** BEGIN Input rows **

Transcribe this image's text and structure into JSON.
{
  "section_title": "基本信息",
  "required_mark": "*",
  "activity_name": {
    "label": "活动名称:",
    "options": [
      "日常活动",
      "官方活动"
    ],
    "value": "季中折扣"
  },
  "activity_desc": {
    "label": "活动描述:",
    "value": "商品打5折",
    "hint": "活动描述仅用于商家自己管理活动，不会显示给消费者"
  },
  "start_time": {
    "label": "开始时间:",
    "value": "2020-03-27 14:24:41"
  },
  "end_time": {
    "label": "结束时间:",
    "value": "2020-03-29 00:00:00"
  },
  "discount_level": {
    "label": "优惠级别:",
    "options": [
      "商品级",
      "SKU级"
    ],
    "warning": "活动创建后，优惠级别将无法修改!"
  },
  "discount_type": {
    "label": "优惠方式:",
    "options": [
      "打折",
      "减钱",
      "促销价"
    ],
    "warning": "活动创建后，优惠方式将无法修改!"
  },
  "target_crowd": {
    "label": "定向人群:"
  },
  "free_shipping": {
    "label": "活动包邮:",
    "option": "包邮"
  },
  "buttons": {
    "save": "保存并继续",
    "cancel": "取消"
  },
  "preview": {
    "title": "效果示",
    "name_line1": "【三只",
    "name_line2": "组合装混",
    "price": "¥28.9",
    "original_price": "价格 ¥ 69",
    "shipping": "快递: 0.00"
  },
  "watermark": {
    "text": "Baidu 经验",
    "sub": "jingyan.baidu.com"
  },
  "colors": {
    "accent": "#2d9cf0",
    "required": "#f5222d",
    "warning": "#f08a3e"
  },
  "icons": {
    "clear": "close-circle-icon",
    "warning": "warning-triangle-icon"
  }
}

** END Input rows **
** BEGIN Input rows **

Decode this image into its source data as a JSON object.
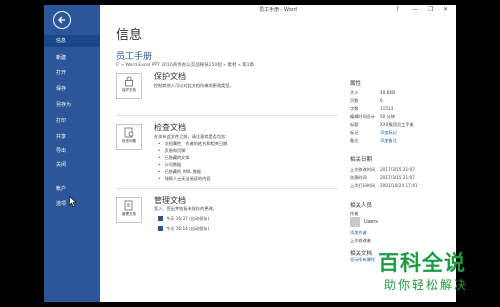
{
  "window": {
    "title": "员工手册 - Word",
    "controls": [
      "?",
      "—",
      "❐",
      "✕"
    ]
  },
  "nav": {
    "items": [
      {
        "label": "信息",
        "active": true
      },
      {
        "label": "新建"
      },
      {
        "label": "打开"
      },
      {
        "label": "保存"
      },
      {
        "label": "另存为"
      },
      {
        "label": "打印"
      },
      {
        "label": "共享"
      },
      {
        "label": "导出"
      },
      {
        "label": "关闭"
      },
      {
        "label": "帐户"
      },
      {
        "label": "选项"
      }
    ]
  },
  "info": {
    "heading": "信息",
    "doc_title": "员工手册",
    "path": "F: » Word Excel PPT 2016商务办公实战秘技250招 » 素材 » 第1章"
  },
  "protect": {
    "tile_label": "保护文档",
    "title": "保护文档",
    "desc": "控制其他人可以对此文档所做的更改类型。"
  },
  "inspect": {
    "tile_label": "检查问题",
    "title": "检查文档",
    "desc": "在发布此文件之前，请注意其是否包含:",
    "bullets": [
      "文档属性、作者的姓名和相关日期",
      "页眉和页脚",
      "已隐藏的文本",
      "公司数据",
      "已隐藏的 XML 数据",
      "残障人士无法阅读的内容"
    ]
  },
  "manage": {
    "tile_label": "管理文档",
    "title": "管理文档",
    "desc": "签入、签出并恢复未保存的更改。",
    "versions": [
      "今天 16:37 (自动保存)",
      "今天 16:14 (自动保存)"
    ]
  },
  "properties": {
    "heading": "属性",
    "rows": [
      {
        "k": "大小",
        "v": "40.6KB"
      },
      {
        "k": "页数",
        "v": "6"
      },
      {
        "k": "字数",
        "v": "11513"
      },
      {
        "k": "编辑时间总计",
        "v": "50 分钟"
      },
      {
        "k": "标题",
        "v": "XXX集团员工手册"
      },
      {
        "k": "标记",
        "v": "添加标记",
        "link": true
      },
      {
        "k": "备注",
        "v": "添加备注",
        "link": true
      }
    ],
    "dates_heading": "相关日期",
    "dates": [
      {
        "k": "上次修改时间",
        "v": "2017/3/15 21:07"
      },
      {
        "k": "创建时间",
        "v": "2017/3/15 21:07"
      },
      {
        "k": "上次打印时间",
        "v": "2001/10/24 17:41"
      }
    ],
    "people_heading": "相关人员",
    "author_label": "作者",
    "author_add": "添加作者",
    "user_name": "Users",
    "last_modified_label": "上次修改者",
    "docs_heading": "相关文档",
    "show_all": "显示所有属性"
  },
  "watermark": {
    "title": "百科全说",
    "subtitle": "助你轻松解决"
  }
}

** END Input rows **

Exercise details: Return every line from the records above that holds the word "value".

Response:
    "value": "季中折扣"
    "value": "商品打5折",
    "value": "2020-03-27 14:24:41"
    "value": "2020-03-29 00:00:00"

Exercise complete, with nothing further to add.